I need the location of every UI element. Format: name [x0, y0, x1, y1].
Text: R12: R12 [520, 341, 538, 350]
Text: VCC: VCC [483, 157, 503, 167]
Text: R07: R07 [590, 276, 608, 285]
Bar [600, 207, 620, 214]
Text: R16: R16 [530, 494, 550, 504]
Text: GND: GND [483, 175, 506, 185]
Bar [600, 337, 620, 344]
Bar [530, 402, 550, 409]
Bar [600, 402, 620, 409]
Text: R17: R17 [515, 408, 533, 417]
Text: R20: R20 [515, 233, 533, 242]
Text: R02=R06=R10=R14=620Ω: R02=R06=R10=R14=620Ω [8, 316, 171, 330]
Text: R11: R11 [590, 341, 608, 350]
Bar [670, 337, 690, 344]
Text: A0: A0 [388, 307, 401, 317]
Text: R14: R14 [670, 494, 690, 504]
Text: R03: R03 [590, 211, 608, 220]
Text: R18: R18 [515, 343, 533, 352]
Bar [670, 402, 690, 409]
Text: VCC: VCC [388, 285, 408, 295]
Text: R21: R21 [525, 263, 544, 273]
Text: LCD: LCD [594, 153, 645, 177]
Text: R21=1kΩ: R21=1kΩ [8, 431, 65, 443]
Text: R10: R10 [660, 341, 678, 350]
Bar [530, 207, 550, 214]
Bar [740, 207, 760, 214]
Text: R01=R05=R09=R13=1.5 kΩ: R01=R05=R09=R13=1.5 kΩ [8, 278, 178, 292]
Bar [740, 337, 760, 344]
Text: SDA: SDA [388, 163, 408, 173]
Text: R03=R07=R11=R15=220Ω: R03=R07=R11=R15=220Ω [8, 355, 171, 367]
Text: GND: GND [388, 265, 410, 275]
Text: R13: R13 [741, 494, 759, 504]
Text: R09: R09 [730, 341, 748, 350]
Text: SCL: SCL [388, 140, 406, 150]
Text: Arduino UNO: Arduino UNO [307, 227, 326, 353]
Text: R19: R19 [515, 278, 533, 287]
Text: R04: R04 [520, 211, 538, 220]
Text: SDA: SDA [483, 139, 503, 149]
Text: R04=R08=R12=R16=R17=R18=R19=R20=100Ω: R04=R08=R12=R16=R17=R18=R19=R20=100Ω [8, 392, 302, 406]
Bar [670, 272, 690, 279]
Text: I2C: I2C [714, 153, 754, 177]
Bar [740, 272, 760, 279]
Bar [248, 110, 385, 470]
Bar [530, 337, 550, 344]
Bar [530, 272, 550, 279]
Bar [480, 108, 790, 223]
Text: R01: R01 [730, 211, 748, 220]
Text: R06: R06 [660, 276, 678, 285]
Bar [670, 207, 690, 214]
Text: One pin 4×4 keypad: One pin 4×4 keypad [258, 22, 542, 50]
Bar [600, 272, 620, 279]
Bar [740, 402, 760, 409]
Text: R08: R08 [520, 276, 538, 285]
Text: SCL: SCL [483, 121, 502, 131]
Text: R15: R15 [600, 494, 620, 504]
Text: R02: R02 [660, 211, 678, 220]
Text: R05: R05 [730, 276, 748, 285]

OBJECTIVE: Please pull out each line of the records above that contains the string "element", and copy those lines with no changes.

FULL ANSWER:
I need the location of every UI element. Format: name [x0, y0, x1, y1].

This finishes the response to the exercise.